What needs to be done:
Write out all of the records precisely. Skip anything that is a picture.

Stored records
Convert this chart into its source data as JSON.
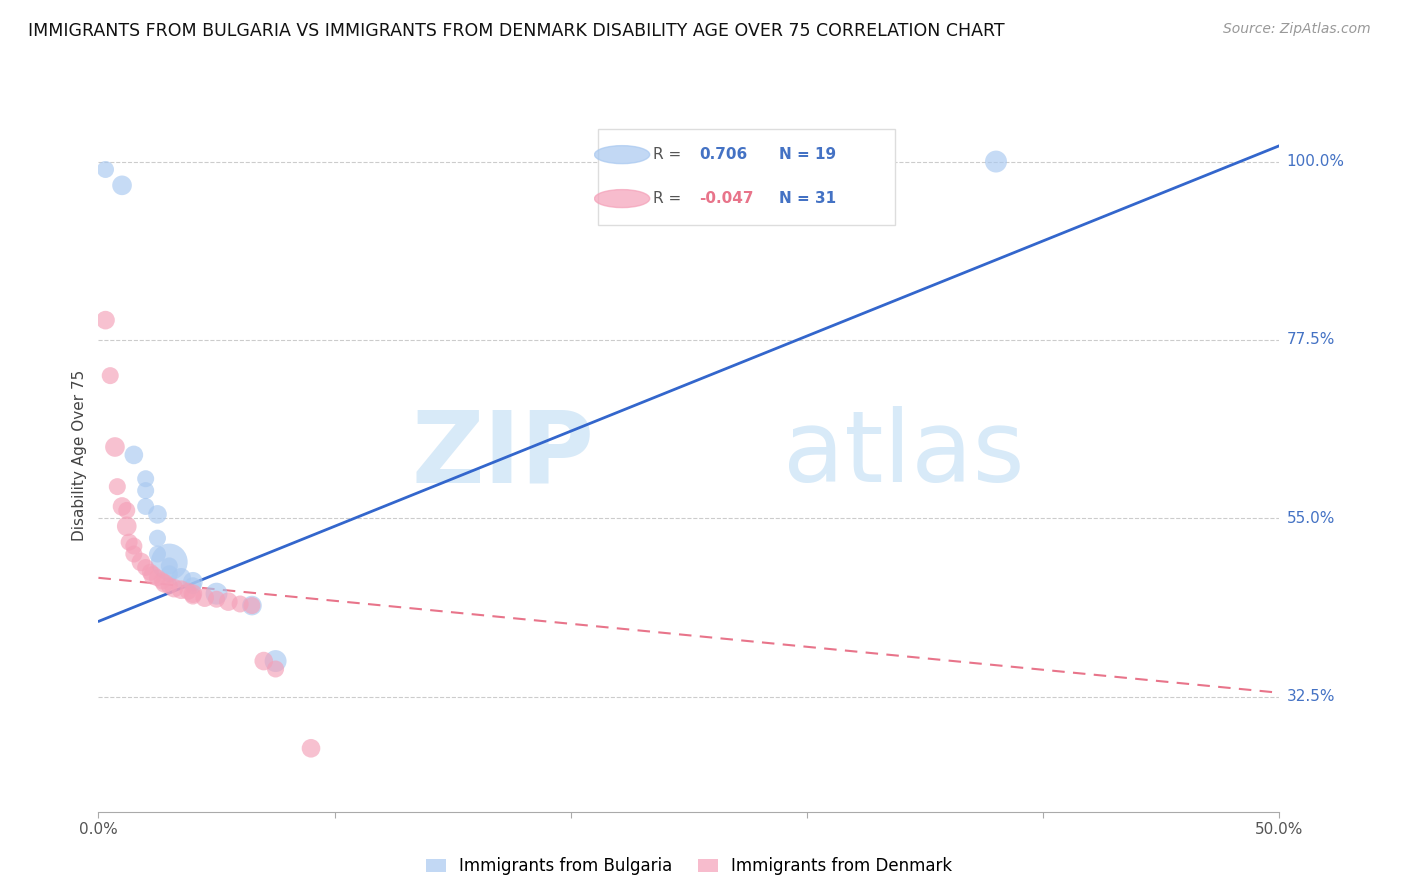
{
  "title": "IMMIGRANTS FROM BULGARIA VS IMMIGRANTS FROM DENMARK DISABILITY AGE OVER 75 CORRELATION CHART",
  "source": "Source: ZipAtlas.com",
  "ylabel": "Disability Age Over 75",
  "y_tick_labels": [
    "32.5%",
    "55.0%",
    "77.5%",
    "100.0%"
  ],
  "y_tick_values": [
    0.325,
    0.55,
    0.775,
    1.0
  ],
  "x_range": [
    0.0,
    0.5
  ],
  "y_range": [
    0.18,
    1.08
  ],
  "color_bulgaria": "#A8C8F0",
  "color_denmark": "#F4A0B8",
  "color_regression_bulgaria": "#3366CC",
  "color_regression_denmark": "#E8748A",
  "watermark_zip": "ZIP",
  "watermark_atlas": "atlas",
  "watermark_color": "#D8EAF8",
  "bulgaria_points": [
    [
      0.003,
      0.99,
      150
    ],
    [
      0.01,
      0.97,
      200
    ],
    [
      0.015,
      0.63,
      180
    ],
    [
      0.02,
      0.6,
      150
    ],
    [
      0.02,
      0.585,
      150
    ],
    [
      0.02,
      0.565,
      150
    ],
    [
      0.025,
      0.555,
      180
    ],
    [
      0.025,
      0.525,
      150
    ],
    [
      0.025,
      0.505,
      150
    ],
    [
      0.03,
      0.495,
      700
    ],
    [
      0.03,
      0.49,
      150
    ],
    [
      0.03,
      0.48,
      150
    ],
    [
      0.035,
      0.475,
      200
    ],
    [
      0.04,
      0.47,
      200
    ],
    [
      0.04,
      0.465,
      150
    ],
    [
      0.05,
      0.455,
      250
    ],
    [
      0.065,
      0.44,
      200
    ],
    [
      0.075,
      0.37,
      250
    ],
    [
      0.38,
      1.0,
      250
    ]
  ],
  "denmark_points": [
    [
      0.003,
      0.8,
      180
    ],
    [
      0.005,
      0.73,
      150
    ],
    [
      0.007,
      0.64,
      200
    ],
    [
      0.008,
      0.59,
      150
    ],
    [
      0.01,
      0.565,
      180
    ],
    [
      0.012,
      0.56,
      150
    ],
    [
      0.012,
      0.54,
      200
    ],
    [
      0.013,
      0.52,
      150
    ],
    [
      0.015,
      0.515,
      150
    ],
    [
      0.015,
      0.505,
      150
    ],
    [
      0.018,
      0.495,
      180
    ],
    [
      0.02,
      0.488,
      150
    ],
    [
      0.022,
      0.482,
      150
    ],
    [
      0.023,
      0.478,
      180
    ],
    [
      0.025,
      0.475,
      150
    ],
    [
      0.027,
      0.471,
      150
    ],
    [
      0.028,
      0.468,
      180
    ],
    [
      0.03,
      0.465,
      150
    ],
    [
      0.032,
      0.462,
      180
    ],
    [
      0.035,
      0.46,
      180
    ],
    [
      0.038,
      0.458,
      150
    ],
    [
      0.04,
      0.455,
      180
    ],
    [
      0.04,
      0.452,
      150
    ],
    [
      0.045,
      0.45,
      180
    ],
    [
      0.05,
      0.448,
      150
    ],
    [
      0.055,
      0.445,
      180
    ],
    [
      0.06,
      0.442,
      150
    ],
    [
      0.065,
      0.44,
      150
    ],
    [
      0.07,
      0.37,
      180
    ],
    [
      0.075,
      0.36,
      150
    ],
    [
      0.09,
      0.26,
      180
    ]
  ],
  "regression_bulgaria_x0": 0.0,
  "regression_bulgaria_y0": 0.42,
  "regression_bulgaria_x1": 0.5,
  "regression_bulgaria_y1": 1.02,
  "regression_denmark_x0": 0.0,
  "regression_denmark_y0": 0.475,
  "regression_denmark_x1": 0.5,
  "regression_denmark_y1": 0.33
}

The result:
Convert this chart into its source data as JSON.
{
  "title": "IMMIGRANTS FROM BULGARIA VS IMMIGRANTS FROM DENMARK DISABILITY AGE OVER 75 CORRELATION CHART",
  "source": "Source: ZipAtlas.com",
  "ylabel": "Disability Age Over 75",
  "y_tick_labels": [
    "32.5%",
    "55.0%",
    "77.5%",
    "100.0%"
  ],
  "y_tick_values": [
    0.325,
    0.55,
    0.775,
    1.0
  ],
  "x_range": [
    0.0,
    0.5
  ],
  "y_range": [
    0.18,
    1.08
  ],
  "color_bulgaria": "#A8C8F0",
  "color_denmark": "#F4A0B8",
  "color_regression_bulgaria": "#3366CC",
  "color_regression_denmark": "#E8748A",
  "watermark_zip": "ZIP",
  "watermark_atlas": "atlas",
  "watermark_color": "#D8EAF8",
  "bulgaria_points": [
    [
      0.003,
      0.99,
      150
    ],
    [
      0.01,
      0.97,
      200
    ],
    [
      0.015,
      0.63,
      180
    ],
    [
      0.02,
      0.6,
      150
    ],
    [
      0.02,
      0.585,
      150
    ],
    [
      0.02,
      0.565,
      150
    ],
    [
      0.025,
      0.555,
      180
    ],
    [
      0.025,
      0.525,
      150
    ],
    [
      0.025,
      0.505,
      150
    ],
    [
      0.03,
      0.495,
      700
    ],
    [
      0.03,
      0.49,
      150
    ],
    [
      0.03,
      0.48,
      150
    ],
    [
      0.035,
      0.475,
      200
    ],
    [
      0.04,
      0.47,
      200
    ],
    [
      0.04,
      0.465,
      150
    ],
    [
      0.05,
      0.455,
      250
    ],
    [
      0.065,
      0.44,
      200
    ],
    [
      0.075,
      0.37,
      250
    ],
    [
      0.38,
      1.0,
      250
    ]
  ],
  "denmark_points": [
    [
      0.003,
      0.8,
      180
    ],
    [
      0.005,
      0.73,
      150
    ],
    [
      0.007,
      0.64,
      200
    ],
    [
      0.008,
      0.59,
      150
    ],
    [
      0.01,
      0.565,
      180
    ],
    [
      0.012,
      0.56,
      150
    ],
    [
      0.012,
      0.54,
      200
    ],
    [
      0.013,
      0.52,
      150
    ],
    [
      0.015,
      0.515,
      150
    ],
    [
      0.015,
      0.505,
      150
    ],
    [
      0.018,
      0.495,
      180
    ],
    [
      0.02,
      0.488,
      150
    ],
    [
      0.022,
      0.482,
      150
    ],
    [
      0.023,
      0.478,
      180
    ],
    [
      0.025,
      0.475,
      150
    ],
    [
      0.027,
      0.471,
      150
    ],
    [
      0.028,
      0.468,
      180
    ],
    [
      0.03,
      0.465,
      150
    ],
    [
      0.032,
      0.462,
      180
    ],
    [
      0.035,
      0.46,
      180
    ],
    [
      0.038,
      0.458,
      150
    ],
    [
      0.04,
      0.455,
      180
    ],
    [
      0.04,
      0.452,
      150
    ],
    [
      0.045,
      0.45,
      180
    ],
    [
      0.05,
      0.448,
      150
    ],
    [
      0.055,
      0.445,
      180
    ],
    [
      0.06,
      0.442,
      150
    ],
    [
      0.065,
      0.44,
      150
    ],
    [
      0.07,
      0.37,
      180
    ],
    [
      0.075,
      0.36,
      150
    ],
    [
      0.09,
      0.26,
      180
    ]
  ],
  "regression_bulgaria_x0": 0.0,
  "regression_bulgaria_y0": 0.42,
  "regression_bulgaria_x1": 0.5,
  "regression_bulgaria_y1": 1.02,
  "regression_denmark_x0": 0.0,
  "regression_denmark_y0": 0.475,
  "regression_denmark_x1": 0.5,
  "regression_denmark_y1": 0.33
}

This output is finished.